* **WHAT THE EXERCISE ASKS**: In the listing below, identify each line with the word "label" and return those lines.

(Collected data)

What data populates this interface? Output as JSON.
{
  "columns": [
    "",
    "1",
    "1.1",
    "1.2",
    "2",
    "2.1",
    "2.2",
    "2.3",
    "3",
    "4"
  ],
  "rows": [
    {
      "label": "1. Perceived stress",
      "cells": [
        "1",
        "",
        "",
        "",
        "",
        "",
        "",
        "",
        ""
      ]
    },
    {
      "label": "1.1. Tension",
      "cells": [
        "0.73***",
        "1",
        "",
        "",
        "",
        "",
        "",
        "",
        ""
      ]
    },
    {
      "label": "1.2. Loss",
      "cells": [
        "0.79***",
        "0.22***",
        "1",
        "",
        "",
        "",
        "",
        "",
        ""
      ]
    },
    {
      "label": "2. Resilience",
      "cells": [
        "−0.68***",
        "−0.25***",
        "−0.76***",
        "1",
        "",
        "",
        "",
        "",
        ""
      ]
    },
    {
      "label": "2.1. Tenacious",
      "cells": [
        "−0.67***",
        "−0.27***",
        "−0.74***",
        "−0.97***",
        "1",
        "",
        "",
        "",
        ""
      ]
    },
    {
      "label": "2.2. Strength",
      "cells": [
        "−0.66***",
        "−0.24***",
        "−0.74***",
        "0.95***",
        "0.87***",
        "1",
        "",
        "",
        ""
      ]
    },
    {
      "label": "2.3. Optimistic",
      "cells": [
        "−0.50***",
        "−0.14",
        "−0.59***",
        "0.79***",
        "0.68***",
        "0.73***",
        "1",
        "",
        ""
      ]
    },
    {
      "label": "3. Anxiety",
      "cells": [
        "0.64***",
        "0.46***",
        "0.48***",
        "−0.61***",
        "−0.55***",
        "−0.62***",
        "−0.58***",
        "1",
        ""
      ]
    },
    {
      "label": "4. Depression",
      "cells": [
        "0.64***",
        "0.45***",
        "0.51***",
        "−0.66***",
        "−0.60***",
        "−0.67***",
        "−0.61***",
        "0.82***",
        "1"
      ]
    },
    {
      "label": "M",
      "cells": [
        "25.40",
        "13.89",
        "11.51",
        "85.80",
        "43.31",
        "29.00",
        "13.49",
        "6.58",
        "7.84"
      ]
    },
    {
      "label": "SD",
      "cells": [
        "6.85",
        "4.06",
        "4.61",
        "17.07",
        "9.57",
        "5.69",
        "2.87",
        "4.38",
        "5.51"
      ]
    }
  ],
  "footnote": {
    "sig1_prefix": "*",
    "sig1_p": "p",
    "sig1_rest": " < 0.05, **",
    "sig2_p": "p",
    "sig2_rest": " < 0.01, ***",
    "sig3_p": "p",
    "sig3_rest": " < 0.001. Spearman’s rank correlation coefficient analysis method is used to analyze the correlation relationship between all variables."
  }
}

* **RESPONSE TO THIS TASK**:
      "label": "1. Perceived stress",
      "label": "1.1. Tension",
      "label": "1.2. Loss",
      "label": "2. Resilience",
      "label": "2.1. Tenacious",
      "label": "2.2. Strength",
      "label": "2.3. Optimistic",
      "label": "3. Anxiety",
      "label": "4. Depression",
      "label": "M",
      "label": "SD",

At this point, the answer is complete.